- WORK INSTRUCTIONS:
1. Reproduce the passage of the TensorFlow notebook text from "We now need" up to and including "the classification is.".
2. According to the TensorFlow notebook text, how many of the MNIST digits are used for training?

- TEXT TO READ:
This should run without errors if all dependencies are installed properly.

In [1]:
import tensorflow as tf
import matplotlib.pyplot as plt
import numpy as np
from tensorflow.examples.tutorials.mnist import input_data

In [2]:
# Start a tensorflow session
session = tf.InteractiveSession()

# Set the random seed to enable reproducible code
np.random.seed(0)

# Get data and utilities

We now need to get the data we will use, which in this case is the famous [MNIST](http://yann.lecun.com/exdb/mnist/) dataset, a set of digits 70000 hand-written digits, of which 60000 are used for training and 10000 for testing.

In addition to this, we create a utility `evaluate(...)` that we will use to evaluate how good the classification is.

In [3]:
# Get MNIST data
mnist = input_data.read_data_sets('MNIST_data')

Extracting MNIST_data/train-images-idx3-ubyte.gz
Extracting MNIST_data/train-labels-idx1-ubyte.gz
Extracting MNIST_data/t10k-images-idx3-ubyte.gz
Extracting MNIST_data/t10k-labels-idx1-ubyte.gz


In [4]:
# Read the 10000 mnist test points
batch = mnist.test.next_batch(10000)

- DATASET EXTRACT:
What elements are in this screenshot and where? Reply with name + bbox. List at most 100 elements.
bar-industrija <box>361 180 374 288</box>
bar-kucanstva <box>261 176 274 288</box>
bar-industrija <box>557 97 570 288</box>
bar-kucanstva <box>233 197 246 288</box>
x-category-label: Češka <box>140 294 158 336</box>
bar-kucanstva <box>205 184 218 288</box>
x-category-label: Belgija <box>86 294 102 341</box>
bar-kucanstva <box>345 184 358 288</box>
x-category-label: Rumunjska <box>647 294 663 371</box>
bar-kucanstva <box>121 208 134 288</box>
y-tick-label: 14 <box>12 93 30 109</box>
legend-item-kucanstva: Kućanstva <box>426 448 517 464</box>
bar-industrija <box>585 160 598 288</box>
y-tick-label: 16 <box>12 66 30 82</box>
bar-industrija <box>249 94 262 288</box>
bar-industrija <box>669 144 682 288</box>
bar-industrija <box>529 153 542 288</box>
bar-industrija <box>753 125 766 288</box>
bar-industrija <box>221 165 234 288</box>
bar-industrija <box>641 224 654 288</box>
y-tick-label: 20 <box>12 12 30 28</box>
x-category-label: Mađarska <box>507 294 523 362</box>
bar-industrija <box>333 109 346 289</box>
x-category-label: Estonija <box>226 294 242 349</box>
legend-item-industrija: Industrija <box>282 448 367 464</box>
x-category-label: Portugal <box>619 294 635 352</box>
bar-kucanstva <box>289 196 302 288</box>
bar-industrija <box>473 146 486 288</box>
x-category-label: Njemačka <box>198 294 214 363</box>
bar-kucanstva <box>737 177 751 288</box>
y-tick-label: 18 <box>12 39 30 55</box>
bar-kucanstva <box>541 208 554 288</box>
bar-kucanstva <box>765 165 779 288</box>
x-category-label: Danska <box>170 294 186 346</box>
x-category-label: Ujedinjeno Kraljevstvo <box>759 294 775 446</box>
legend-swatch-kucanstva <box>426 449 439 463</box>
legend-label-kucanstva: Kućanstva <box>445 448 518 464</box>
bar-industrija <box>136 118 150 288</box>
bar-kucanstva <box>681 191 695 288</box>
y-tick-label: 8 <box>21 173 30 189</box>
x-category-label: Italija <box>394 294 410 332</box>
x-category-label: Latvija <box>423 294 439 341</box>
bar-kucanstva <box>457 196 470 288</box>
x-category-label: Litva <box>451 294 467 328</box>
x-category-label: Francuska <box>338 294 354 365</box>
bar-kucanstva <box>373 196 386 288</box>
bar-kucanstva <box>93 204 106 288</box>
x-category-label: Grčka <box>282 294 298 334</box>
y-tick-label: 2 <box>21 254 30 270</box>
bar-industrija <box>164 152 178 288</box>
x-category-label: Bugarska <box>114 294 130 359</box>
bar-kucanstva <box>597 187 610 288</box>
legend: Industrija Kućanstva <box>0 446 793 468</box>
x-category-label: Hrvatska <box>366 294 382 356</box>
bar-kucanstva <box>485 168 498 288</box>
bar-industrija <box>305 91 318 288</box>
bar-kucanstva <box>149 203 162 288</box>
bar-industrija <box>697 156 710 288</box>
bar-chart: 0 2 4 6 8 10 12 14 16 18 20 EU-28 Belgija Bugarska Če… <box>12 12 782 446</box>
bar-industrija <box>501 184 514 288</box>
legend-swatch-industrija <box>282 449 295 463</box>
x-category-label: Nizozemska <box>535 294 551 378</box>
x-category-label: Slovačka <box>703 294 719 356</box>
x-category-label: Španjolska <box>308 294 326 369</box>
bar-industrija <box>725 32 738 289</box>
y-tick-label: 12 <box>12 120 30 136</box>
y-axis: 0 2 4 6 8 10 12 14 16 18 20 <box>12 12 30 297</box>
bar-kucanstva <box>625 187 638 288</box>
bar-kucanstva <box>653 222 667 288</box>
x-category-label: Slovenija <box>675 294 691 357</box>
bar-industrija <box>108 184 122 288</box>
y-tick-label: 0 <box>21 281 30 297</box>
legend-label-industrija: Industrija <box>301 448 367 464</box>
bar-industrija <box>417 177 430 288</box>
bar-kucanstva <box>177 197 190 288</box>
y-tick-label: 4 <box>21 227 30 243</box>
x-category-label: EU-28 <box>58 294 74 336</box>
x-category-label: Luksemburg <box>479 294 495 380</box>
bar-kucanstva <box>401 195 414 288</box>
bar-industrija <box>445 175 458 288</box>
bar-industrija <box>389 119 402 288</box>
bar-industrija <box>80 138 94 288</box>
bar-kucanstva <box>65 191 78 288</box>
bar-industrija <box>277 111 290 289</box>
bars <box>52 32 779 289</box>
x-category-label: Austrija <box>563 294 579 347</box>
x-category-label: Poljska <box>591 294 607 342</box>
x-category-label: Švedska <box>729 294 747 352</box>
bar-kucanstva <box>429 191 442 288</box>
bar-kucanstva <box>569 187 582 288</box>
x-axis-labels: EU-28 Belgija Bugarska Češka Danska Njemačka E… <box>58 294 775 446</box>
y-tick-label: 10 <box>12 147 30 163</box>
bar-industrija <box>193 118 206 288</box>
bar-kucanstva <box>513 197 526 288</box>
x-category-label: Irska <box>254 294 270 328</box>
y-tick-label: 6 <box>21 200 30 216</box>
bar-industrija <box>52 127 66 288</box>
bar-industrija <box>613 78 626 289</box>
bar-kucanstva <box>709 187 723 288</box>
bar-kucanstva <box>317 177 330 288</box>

- FINAL RESULTS:
1.
We now need to get the data we will use, which in this case is the famous [MNIST](http://yann.lecun.com/exdb/mnist/) dataset, a set of digits 70000 hand-written digits, of which 60000 are used for training and 10000 for testing.

In addition to this, we create a utility `evaluate(...)` that we will use to evaluate how good the classification is.

2. 60000